• Exercise: Update the lines from the line with "What elements are" to the line with "header-resto-base-liquidable: Resto base" by changing "cell-resto-base" to "cell-remaining-base" and leaving everything else as it is. Return only those lines, without the pictures.

• Records shown:
::::::::

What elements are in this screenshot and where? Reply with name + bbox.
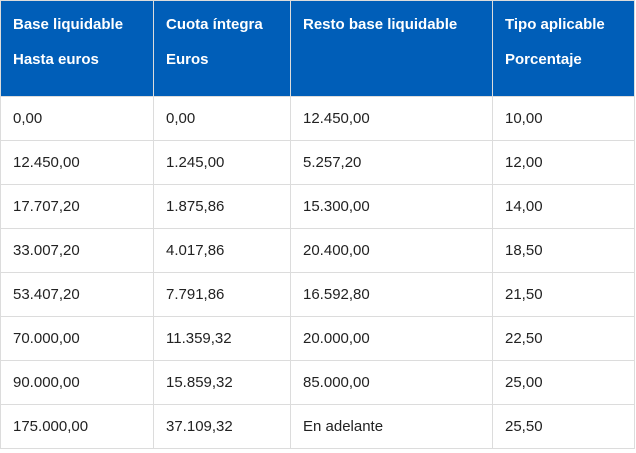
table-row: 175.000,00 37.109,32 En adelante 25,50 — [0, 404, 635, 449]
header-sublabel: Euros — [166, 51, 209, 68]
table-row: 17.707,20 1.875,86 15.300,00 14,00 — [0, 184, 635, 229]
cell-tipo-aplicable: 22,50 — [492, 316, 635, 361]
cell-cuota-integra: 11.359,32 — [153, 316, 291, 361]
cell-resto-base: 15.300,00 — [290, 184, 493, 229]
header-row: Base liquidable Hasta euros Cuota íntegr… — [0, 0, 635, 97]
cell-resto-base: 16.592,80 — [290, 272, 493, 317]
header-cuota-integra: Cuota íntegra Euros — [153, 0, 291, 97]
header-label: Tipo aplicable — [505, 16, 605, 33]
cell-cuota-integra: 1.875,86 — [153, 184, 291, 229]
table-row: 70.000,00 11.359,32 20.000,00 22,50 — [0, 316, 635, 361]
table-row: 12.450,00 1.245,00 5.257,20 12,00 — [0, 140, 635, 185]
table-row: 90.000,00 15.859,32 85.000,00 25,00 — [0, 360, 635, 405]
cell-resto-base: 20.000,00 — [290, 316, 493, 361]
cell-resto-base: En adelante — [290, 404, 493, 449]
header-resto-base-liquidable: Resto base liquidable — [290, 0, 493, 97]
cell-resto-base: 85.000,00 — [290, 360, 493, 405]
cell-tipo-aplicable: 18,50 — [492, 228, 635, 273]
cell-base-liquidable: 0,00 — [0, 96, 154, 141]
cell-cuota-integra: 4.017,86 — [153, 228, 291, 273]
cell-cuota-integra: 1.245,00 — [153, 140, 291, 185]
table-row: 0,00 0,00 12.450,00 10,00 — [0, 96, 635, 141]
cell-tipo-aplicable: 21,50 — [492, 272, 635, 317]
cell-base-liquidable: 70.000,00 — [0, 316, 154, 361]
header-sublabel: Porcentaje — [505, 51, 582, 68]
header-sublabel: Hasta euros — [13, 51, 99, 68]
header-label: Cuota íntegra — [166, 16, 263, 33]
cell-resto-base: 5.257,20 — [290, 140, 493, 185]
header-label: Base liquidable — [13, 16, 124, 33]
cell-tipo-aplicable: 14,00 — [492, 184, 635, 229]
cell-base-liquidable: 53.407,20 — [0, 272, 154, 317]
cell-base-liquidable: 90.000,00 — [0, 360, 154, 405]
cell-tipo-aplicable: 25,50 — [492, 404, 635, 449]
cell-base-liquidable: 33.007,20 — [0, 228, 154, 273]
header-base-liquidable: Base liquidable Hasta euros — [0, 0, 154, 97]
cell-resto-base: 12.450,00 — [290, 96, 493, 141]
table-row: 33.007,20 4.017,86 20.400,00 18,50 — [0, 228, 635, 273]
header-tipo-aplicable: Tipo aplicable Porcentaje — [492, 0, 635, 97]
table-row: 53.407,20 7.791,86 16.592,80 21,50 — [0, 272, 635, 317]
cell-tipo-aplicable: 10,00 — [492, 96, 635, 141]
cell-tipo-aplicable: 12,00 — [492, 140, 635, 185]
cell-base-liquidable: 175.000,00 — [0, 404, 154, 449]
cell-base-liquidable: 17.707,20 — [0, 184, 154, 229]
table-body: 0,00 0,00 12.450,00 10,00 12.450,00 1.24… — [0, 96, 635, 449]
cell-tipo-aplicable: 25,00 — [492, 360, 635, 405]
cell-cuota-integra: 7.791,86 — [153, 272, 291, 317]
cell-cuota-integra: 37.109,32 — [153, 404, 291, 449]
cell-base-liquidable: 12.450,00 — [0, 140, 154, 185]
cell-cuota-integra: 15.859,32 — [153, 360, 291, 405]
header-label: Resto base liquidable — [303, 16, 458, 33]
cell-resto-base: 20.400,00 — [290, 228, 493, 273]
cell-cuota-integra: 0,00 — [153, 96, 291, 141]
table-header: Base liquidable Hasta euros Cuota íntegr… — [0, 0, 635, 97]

::::::::

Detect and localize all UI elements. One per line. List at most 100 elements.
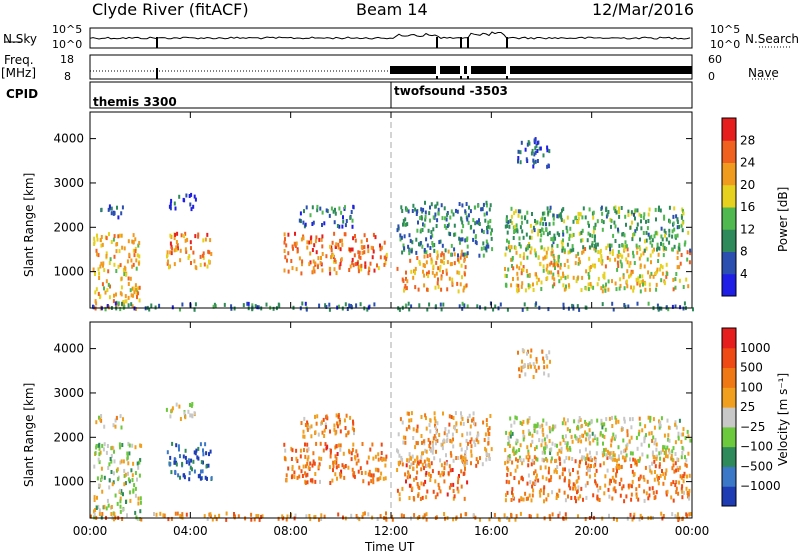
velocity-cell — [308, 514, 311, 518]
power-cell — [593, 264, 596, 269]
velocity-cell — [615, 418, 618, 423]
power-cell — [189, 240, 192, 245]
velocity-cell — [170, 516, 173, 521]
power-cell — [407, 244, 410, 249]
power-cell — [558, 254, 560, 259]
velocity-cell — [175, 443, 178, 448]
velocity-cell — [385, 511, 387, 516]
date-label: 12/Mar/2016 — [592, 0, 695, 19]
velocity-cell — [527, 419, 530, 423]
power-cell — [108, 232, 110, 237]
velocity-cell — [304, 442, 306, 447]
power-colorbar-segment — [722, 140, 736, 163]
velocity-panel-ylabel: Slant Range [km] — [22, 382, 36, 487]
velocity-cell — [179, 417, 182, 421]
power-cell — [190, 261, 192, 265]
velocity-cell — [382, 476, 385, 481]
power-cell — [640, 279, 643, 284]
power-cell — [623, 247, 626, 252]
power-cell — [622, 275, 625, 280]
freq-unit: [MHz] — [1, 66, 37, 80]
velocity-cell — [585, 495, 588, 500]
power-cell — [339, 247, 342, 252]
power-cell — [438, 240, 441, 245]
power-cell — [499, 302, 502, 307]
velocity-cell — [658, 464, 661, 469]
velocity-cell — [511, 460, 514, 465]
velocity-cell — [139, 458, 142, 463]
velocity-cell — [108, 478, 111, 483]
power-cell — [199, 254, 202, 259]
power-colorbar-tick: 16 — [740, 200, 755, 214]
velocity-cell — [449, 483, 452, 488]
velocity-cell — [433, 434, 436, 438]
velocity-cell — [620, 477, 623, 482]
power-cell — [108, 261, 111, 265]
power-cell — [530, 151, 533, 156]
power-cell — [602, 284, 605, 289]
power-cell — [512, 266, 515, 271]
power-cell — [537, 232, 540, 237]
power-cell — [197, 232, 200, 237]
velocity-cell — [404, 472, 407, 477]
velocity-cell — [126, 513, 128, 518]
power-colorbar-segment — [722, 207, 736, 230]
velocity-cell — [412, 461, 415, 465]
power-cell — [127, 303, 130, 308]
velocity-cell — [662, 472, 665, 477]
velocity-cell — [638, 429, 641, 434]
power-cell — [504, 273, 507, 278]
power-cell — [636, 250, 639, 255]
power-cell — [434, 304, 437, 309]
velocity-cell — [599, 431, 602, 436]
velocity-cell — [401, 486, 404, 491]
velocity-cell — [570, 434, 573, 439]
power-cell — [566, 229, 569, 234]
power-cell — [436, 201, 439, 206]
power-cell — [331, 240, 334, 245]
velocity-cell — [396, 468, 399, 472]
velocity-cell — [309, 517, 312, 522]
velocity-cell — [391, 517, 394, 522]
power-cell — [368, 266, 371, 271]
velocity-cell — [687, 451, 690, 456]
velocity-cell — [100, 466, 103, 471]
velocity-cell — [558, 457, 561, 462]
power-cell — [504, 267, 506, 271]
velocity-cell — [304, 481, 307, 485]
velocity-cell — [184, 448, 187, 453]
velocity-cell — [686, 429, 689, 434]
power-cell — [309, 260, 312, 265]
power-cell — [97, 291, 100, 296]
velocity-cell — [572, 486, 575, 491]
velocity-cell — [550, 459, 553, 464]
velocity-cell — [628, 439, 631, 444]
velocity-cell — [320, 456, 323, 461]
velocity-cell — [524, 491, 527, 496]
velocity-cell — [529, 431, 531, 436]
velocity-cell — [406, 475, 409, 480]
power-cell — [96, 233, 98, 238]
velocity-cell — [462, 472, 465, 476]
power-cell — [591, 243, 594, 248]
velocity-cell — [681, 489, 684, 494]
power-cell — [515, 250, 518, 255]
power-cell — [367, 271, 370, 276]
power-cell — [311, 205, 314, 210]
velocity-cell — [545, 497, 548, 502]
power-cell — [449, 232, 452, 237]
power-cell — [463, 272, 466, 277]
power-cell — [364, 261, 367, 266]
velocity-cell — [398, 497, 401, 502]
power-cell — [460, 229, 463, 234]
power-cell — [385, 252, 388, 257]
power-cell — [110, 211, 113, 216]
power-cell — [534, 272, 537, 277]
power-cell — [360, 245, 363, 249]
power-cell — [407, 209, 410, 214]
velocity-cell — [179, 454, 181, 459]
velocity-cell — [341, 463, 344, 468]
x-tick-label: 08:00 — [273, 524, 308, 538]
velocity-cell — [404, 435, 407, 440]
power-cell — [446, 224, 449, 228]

::::::::

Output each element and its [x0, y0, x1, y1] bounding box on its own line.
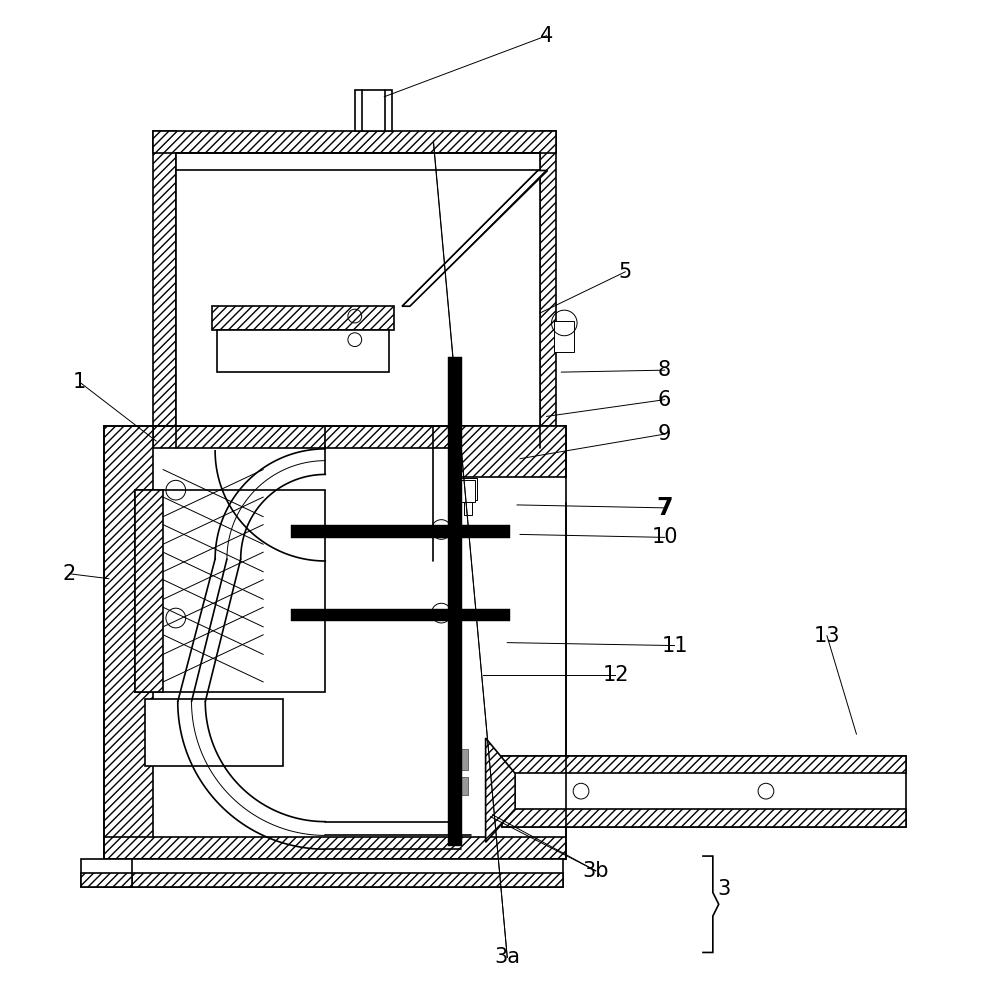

::::::::

• Result:
What elements are in this screenshot and where? Reply with name + bbox.
table-row: 175.000,00 37.109,32 En adelante 25,50 — [0, 404, 635, 449]
header-sublabel: Euros — [166, 51, 209, 68]
table-row: 17.707,20 1.875,86 15.300,00 14,00 — [0, 184, 635, 229]
cell-tipo-aplicable: 22,50 — [492, 316, 635, 361]
cell-cuota-integra: 11.359,32 — [153, 316, 291, 361]
cell-remaining-base: 15.300,00 — [290, 184, 493, 229]
header-row: Base liquidable Hasta euros Cuota íntegr… — [0, 0, 635, 97]
cell-remaining-base: 16.592,80 — [290, 272, 493, 317]
header-cuota-integra: Cuota íntegra Euros — [153, 0, 291, 97]
header-label: Tipo aplicable — [505, 16, 605, 33]
cell-cuota-integra: 1.875,86 — [153, 184, 291, 229]
table-row: 70.000,00 11.359,32 20.000,00 22,50 — [0, 316, 635, 361]
table-row: 12.450,00 1.245,00 5.257,20 12,00 — [0, 140, 635, 185]
table-row: 90.000,00 15.859,32 85.000,00 25,00 — [0, 360, 635, 405]
cell-remaining-base: 20.000,00 — [290, 316, 493, 361]
cell-remaining-base: En adelante — [290, 404, 493, 449]
header-resto-base-liquidable: Resto base liquidable — [290, 0, 493, 97]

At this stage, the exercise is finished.